◆ What is asked ◆
Restate the full set of records exactly, word for word.

◆ Given entries ◆
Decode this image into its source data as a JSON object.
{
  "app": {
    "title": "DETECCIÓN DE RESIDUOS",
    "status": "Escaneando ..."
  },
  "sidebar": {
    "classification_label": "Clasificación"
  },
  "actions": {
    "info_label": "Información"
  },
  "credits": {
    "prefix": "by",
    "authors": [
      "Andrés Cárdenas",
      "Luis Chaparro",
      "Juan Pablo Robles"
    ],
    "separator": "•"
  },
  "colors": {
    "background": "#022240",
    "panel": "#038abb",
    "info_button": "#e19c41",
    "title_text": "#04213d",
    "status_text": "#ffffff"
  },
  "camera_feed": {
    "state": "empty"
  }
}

◆ Reply to the exercise ◆
Decode this image into its source data as a JSON object.
{
  "app": {
    "title": "DETECCIÓN DE RESIDUOS",
    "status": "Escaneando ..."
  },
  "sidebar": {
    "classification_label": "Clasificación"
  },
  "actions": {
    "info_label": "Información"
  },
  "credits": {
    "prefix": "by",
    "authors": [
      "Andrés Cárdenas",
      "Luis Chaparro",
      "Juan Pablo Robles"
    ],
    "separator": "•"
  },
  "colors": {
    "background": "#022240",
    "panel": "#038abb",
    "info_button": "#e19c41",
    "title_text": "#04213d",
    "status_text": "#ffffff"
  },
  "camera_feed": {
    "state": "empty"
  }
}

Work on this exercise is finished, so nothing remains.